#### [INSTRUCTIONS TO FOLLOW]
Gather up every line from the entries below that uses the word "object".
[BEGIN DATA EXCERPTS]
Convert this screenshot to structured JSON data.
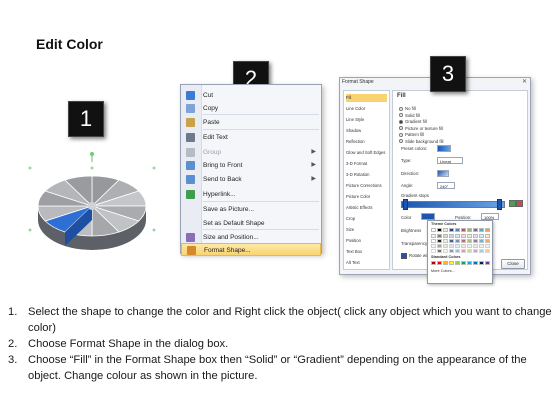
{
  "title": "Edit Color",
  "badges": [
    "1",
    "2",
    "3"
  ],
  "context_menu": {
    "items": [
      {
        "label": "Cut",
        "icon": "scissors-icon",
        "disabled": false,
        "submenu": false,
        "highlight": false,
        "color": "#3a7bd5"
      },
      {
        "label": "Copy",
        "icon": "copy-icon",
        "disabled": false,
        "submenu": false,
        "highlight": false,
        "color": "#7ea3d8"
      },
      {
        "label": "Paste",
        "icon": "paste-icon",
        "disabled": false,
        "submenu": false,
        "highlight": false,
        "color": "#c9a24a"
      },
      {
        "label": "Edit Text",
        "icon": "edit-text-icon",
        "disabled": false,
        "submenu": false,
        "highlight": false,
        "color": "#6d7a8c"
      },
      {
        "label": "Group",
        "icon": "group-icon",
        "disabled": true,
        "submenu": true,
        "highlight": false,
        "color": "#b5bcc7"
      },
      {
        "label": "Bring to Front",
        "icon": "bring-to-front-icon",
        "disabled": false,
        "submenu": true,
        "highlight": false,
        "color": "#5b8fd0"
      },
      {
        "label": "Send to Back",
        "icon": "send-to-back-icon",
        "disabled": false,
        "submenu": true,
        "highlight": false,
        "color": "#5b8fd0"
      },
      {
        "label": "Hyperlink...",
        "icon": "hyperlink-icon",
        "disabled": false,
        "submenu": false,
        "highlight": false,
        "color": "#3f9e4d"
      },
      {
        "label": "Save as Picture...",
        "icon": "",
        "disabled": false,
        "submenu": false,
        "highlight": false,
        "color": ""
      },
      {
        "label": "Set as Default Shape",
        "icon": "",
        "disabled": false,
        "submenu": false,
        "highlight": false,
        "color": ""
      },
      {
        "label": "Size and Position...",
        "icon": "size-position-icon",
        "disabled": false,
        "submenu": false,
        "highlight": false,
        "color": "#8a6fb8"
      },
      {
        "label": "Format Shape...",
        "icon": "format-shape-icon",
        "disabled": false,
        "submenu": false,
        "highlight": true,
        "color": "#d48a2c"
      }
    ]
  },
  "dialog": {
    "title": "Format Shape",
    "categories": [
      "Fill",
      "Line Color",
      "Line Style",
      "Shadow",
      "Reflection",
      "Glow and Soft Edges",
      "3-D Format",
      "3-D Rotation",
      "Picture Corrections",
      "Picture Color",
      "Artistic Effects",
      "Crop",
      "Size",
      "Position",
      "Text Box",
      "Alt Text"
    ],
    "selected_category": "Fill",
    "pane_title": "Fill",
    "fill_options": [
      "No fill",
      "Solid fill",
      "Gradient fill",
      "Picture or texture fill",
      "Pattern fill",
      "Slide background fill"
    ],
    "selected_fill": "Gradient fill",
    "preset_colors_label": "Preset colors:",
    "type_label": "Type:",
    "type_value": "Linear",
    "direction_label": "Direction:",
    "angle_label": "Angle:",
    "angle_value": "240°",
    "gradient_stops_label": "Gradient stops",
    "color_label": "Color",
    "position_label": "Position:",
    "position_value": "100%",
    "brightness_label": "Brightness",
    "transparency_label": "Transparency",
    "rotate_label": "Rotate with shape",
    "theme_colors_label": "Theme Colors",
    "standard_colors_label": "Standard Colors",
    "more_colors_label": "More Colors...",
    "close_label": "Close",
    "theme_top_row": [
      "#ffffff",
      "#000000",
      "#eeece1",
      "#1f497d",
      "#4f81bd",
      "#c0504d",
      "#9bbb59",
      "#8064a2",
      "#4bacc6",
      "#f79646"
    ],
    "theme_shades": [
      "#f2f2f2",
      "#7f7f7f",
      "#ddd9c3",
      "#c6d9f0",
      "#dbe5f1",
      "#f2dcdb",
      "#ebf1dd",
      "#e5e0ec",
      "#dbeef3",
      "#fdeada"
    ],
    "standard_colors": [
      "#c00000",
      "#ff0000",
      "#ffc000",
      "#ffff00",
      "#92d050",
      "#00b050",
      "#00b0f0",
      "#0070c0",
      "#002060",
      "#7030a0"
    ],
    "stop_colors": [
      "#1c56b0",
      "#3d7fd6",
      "#6aa3e6"
    ]
  },
  "pie": {
    "base_color": "#8e9196",
    "highlight_color": "#2e6fd6"
  },
  "instructions": [
    {
      "num": "1.",
      "text": "Select the shape to change the color and Right click the object( click any object which you want to change color)"
    },
    {
      "num": "2.",
      "text": "Choose Format Shape in the dialog box."
    },
    {
      "num": "3.",
      "text": "Choose “Fill” in the Format Shape box then “Solid” or “Gradient” depending on the appearance of the object. Change colour as shown in the picture."
    }
  ]
}
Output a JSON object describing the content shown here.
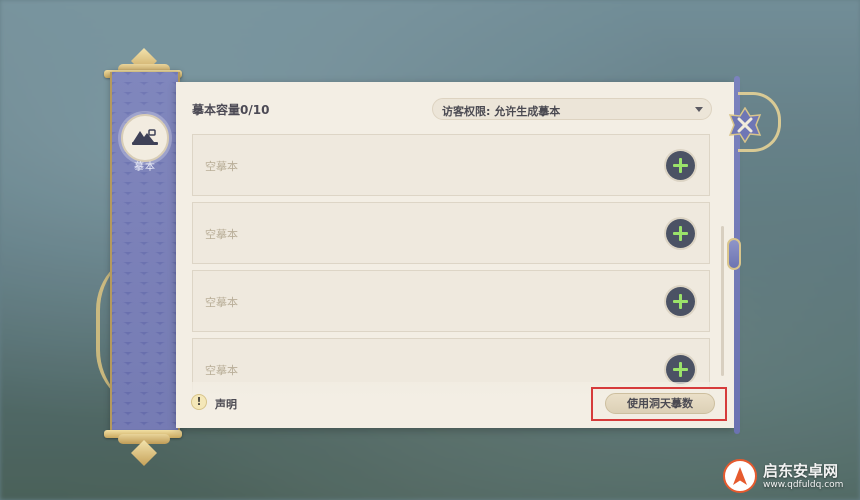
[END DATA EXCERPTS]
#### [FULL OUTPUT]
      "text": "Select the shape to change the color and Right click the object( click any object which you want to change color)"
      "text": "Choose “Fill” in the Format Shape box then “Solid” or “Gradient” depending on the appearance of the object. Change colour as shown in the picture."
Output a JSON object describing the content shown here.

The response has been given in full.